▶ **What you should do**
Return all lines from the listing below in which the string "this" occurs.

--- begin Supplied records ---

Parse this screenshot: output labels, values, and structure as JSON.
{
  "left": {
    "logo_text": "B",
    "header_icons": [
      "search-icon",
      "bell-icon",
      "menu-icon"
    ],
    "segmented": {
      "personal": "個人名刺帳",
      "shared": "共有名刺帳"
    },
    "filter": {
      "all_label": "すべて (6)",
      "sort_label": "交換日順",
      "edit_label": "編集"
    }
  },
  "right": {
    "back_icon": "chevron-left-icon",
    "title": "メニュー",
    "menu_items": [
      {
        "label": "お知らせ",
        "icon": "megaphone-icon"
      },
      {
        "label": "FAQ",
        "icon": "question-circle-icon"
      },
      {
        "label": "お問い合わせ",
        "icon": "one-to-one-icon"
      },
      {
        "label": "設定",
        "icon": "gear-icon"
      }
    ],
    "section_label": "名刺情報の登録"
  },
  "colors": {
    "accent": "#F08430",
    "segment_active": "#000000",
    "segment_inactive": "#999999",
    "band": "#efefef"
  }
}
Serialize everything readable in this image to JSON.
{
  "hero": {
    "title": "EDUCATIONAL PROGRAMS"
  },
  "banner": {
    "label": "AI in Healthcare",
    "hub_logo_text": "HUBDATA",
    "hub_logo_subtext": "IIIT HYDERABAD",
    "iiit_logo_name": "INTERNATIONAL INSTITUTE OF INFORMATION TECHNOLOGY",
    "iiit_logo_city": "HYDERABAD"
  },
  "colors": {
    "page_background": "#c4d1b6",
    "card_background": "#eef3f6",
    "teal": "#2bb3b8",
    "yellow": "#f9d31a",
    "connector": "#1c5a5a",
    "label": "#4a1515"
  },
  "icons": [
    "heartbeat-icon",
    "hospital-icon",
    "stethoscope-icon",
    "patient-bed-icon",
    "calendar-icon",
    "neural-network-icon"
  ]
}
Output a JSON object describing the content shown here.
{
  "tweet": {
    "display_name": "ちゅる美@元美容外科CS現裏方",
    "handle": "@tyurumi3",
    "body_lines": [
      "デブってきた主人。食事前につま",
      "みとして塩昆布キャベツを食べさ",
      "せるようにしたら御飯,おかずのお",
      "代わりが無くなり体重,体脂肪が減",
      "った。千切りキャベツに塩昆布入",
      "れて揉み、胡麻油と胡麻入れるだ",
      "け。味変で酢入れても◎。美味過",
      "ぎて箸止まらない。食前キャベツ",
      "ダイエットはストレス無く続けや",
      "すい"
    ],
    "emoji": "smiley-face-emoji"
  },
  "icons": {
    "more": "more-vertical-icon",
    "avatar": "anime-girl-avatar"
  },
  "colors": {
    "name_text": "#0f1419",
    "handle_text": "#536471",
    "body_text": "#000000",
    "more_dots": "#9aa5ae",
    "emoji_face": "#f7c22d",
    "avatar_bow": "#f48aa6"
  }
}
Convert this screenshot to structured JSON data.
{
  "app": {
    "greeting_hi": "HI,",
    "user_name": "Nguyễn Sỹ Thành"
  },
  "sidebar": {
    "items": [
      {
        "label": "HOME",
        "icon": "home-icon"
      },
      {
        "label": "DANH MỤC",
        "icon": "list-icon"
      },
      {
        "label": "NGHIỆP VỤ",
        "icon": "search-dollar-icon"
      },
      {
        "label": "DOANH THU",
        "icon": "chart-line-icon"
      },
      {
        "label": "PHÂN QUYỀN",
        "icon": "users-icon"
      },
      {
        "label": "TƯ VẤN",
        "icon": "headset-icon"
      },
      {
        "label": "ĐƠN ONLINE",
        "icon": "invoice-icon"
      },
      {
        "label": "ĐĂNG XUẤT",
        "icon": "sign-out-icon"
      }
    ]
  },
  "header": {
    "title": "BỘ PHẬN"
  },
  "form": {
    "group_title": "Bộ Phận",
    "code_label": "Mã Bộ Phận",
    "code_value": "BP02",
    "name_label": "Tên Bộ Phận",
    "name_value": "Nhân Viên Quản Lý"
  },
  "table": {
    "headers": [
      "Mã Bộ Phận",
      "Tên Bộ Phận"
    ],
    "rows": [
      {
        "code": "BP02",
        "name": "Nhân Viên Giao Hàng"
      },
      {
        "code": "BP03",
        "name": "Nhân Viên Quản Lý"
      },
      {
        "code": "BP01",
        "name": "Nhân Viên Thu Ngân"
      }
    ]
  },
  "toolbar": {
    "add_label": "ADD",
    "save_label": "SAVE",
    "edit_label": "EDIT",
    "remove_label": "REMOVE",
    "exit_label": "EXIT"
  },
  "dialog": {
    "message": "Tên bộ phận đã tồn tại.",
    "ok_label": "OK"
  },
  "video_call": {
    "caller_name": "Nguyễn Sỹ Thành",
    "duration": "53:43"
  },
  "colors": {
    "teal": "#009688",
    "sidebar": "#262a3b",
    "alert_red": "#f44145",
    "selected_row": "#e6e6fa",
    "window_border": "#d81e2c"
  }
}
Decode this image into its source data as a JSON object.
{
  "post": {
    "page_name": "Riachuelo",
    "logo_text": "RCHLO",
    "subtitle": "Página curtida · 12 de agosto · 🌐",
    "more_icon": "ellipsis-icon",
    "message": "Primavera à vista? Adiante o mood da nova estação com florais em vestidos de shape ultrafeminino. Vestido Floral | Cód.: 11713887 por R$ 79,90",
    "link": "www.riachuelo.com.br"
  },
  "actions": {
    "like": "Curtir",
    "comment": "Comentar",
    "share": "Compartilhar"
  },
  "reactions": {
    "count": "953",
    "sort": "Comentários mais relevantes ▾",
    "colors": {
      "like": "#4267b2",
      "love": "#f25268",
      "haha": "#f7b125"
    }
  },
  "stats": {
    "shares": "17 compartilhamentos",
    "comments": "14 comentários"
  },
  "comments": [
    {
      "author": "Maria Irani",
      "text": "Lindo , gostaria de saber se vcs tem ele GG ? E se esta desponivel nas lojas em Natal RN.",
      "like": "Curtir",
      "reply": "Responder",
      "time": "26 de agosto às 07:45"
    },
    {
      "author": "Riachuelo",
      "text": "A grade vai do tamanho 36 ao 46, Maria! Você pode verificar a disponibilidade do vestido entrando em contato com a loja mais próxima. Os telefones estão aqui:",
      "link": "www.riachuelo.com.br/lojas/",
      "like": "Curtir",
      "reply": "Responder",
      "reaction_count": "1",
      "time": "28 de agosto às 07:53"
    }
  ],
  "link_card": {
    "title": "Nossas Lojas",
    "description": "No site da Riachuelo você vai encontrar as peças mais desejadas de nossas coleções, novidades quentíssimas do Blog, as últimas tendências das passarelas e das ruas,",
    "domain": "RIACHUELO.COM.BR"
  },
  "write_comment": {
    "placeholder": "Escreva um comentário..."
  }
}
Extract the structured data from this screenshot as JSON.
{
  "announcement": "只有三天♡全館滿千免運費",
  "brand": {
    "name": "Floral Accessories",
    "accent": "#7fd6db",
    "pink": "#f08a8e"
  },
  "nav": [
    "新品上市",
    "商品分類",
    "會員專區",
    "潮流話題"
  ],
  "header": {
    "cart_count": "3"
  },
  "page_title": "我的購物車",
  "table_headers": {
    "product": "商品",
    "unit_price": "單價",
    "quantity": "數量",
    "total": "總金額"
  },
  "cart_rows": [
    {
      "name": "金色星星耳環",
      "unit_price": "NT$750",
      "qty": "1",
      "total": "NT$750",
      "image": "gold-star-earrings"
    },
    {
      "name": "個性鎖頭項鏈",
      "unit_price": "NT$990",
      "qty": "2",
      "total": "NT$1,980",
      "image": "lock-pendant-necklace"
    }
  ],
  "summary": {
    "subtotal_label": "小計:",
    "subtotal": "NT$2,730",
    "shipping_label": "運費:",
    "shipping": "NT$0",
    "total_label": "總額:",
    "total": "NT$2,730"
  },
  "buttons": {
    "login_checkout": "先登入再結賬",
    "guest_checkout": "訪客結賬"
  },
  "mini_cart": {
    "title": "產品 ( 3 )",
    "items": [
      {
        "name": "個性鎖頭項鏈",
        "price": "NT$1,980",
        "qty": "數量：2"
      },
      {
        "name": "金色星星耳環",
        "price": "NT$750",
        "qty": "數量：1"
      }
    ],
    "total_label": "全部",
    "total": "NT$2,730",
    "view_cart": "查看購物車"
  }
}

--- end Supplied records ---

▶ **Complete output**
Parse this screenshot: output labels, values, and structure as JSON.
Serialize everything readable in this image to JSON.
Convert this screenshot to structured JSON data.
Decode this image into its source data as a JSON object.
Extract the structured data from this screenshot as JSON.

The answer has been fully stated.